_OBJECTIVE_: Keep only the lines of the data below that contain "image", and copy them.

_EXERCISE INPUTS_:
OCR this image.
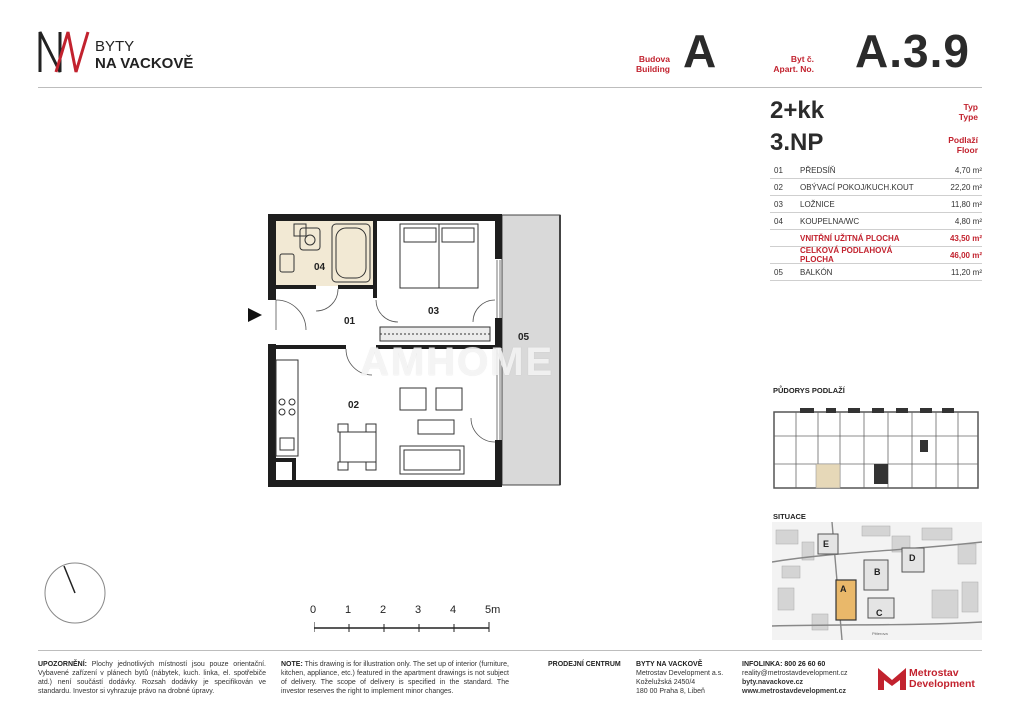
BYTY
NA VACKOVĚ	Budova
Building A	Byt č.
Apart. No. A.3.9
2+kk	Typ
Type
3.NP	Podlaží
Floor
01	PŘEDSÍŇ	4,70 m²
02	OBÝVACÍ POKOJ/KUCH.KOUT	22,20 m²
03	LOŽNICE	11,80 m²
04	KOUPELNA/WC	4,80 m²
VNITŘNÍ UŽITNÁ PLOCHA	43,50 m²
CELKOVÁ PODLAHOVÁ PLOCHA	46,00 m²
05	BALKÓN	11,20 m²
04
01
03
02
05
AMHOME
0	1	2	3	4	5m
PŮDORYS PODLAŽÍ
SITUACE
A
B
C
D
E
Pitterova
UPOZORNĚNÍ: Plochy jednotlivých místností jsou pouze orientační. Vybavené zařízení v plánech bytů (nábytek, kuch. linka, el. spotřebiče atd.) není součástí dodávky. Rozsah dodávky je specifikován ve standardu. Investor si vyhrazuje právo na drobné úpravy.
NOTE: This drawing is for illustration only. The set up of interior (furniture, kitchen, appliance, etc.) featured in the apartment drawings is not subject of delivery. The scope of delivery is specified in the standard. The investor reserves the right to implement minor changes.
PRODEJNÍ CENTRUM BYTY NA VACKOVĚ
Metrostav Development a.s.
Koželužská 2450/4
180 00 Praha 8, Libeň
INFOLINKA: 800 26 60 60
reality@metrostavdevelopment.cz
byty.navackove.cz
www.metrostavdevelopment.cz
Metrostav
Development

...

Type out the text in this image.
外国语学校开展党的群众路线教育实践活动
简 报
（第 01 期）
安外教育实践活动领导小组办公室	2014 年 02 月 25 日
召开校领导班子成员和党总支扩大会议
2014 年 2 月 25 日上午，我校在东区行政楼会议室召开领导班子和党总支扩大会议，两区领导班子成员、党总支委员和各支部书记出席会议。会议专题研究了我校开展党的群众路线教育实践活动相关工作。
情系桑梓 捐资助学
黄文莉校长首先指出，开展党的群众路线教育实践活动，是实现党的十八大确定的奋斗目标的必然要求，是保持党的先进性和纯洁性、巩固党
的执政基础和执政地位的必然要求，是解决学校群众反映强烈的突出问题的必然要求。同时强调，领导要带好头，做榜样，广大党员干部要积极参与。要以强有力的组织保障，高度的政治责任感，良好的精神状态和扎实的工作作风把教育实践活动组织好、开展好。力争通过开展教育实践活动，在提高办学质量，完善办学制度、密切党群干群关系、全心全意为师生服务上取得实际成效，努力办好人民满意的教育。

_RESPONSE TO THIS TASK_:
OCR this image.
Type out the text in this image.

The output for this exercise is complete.